* START SUPPLIED MATERIAL *

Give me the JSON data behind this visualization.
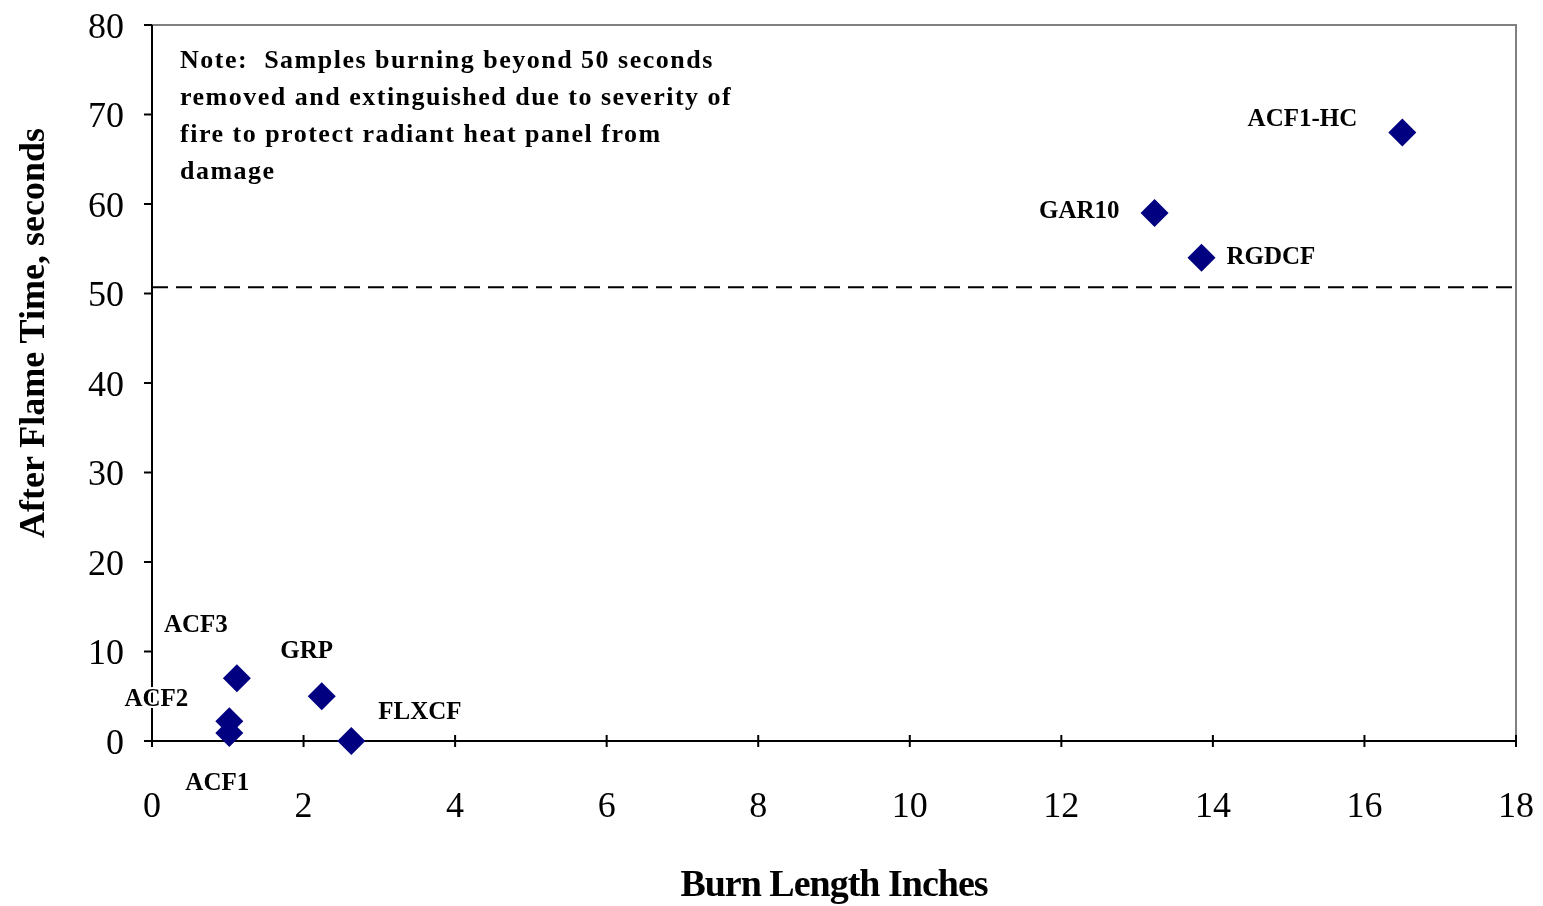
{
  "chart_data": {
    "type": "scatter",
    "xlabel": "Burn Length  Inches",
    "ylabel": "After Flame Time, seconds",
    "xlim": [
      0,
      18
    ],
    "ylim": [
      0,
      80
    ],
    "xticks": [
      0,
      2,
      4,
      6,
      8,
      10,
      12,
      14,
      16,
      18
    ],
    "yticks": [
      0,
      10,
      20,
      30,
      40,
      50,
      60,
      70,
      80
    ],
    "grid": false,
    "marker": "diamond",
    "series": [
      {
        "color": "#000080",
        "x": [
          16.5,
          13.23,
          13.85,
          1.12,
          2.24,
          1.02,
          1.02,
          2.63
        ],
        "values": [
          68,
          59,
          54,
          7,
          5,
          2.2,
          0.9,
          0
        ]
      }
    ],
    "ref_lines": [
      {
        "axis": "y",
        "value": 50.7,
        "line_style": "dashed",
        "color": "#000000"
      }
    ],
    "annotations": [
      "Note:  Samples burning beyond 50 seconds removed and extinguished due to severity of fire to protect radiant heat panel from damage",
      {
        "text": "ACF1-HC",
        "x": 16.5,
        "y": 68
      },
      {
        "text": "GAR10",
        "x": 13.23,
        "y": 59
      },
      {
        "text": "RGDCF",
        "x": 13.85,
        "y": 54
      },
      {
        "text": "ACF3",
        "x": 1.12,
        "y": 7
      },
      {
        "text": "GRP",
        "x": 2.24,
        "y": 5
      },
      {
        "text": "ACF2",
        "x": 1.02,
        "y": 2.2
      },
      {
        "text": "ACF1",
        "x": 1.02,
        "y": 0.9
      },
      {
        "text": "FLXCF",
        "x": 2.63,
        "y": 0
      }
    ]
  }
}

* END SUPPLIED MATERIAL *

TASK
Return all lines of the material above in which the word "seconds" occurs.

THE OUTPUT
    "ylabel": "After Flame Time, seconds",
      "Note:  Samples burning beyond 50 seconds removed and extinguished due to severity of fire to protect radiant heat panel from damage",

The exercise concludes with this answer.